__REQUIRED WORK__
Select from the data all lines with the word "thiết".

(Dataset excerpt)
________________________________________

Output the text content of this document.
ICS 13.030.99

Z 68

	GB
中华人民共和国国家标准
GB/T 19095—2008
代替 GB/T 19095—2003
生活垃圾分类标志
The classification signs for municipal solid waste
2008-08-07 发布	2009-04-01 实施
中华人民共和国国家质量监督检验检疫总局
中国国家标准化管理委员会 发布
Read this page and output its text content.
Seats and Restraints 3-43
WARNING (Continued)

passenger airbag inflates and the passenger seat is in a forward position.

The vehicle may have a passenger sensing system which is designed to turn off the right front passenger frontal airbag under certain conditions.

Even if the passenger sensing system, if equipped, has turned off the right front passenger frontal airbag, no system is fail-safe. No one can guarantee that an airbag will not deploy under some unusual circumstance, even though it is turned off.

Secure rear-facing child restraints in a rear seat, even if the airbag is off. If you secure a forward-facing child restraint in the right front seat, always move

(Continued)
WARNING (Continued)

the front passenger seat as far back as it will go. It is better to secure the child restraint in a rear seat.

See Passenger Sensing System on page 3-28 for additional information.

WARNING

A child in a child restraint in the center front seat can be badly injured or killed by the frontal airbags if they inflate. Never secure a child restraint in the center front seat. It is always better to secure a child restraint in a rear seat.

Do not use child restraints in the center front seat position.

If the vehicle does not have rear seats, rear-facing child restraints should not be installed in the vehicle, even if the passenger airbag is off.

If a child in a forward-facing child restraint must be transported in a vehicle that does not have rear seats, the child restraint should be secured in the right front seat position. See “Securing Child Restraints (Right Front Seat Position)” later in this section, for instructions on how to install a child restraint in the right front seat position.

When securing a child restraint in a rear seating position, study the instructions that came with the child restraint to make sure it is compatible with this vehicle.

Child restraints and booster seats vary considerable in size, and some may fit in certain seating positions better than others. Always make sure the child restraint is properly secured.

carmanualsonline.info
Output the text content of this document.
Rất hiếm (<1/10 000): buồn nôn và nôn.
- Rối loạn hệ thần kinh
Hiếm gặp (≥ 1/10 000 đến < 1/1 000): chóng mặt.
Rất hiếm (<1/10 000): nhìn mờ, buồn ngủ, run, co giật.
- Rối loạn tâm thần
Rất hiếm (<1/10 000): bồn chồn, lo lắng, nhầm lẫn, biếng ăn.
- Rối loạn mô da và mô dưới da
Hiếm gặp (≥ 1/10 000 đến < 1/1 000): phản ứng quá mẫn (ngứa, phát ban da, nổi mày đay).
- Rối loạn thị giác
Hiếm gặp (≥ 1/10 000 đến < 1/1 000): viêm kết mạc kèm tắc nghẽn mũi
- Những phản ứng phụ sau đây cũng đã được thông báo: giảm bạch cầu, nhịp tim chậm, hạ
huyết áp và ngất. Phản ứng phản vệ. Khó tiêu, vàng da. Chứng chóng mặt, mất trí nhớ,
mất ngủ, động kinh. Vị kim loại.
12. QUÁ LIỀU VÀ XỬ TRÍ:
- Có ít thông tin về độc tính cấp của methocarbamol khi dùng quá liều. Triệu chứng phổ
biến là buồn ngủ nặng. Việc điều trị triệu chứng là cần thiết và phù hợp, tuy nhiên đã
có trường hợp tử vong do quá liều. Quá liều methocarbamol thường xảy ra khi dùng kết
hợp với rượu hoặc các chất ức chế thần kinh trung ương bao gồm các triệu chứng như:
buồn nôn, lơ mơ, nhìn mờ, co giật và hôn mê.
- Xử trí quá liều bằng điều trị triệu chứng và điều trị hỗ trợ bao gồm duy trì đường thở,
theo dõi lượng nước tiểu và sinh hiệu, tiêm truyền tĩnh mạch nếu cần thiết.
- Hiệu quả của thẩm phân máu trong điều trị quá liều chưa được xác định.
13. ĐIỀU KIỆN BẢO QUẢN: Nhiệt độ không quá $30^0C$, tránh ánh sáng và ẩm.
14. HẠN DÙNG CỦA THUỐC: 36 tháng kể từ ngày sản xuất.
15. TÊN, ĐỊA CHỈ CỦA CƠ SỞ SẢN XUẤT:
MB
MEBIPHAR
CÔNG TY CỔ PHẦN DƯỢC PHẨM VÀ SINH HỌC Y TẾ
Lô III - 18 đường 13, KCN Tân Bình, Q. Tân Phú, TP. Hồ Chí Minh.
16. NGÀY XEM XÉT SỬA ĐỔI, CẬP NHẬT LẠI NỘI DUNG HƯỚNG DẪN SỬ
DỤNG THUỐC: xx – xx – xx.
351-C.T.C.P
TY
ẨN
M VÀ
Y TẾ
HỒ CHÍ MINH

________________________________________

__EXERCISE OUTPUT__
biến là buồn ngủ nặng. Việc điều trị triệu chứng là cần thiết và phù hợp, tuy nhiên đã
theo dõi lượng nước tiểu và sinh hiệu, tiêm truyền tĩnh mạch nếu cần thiết.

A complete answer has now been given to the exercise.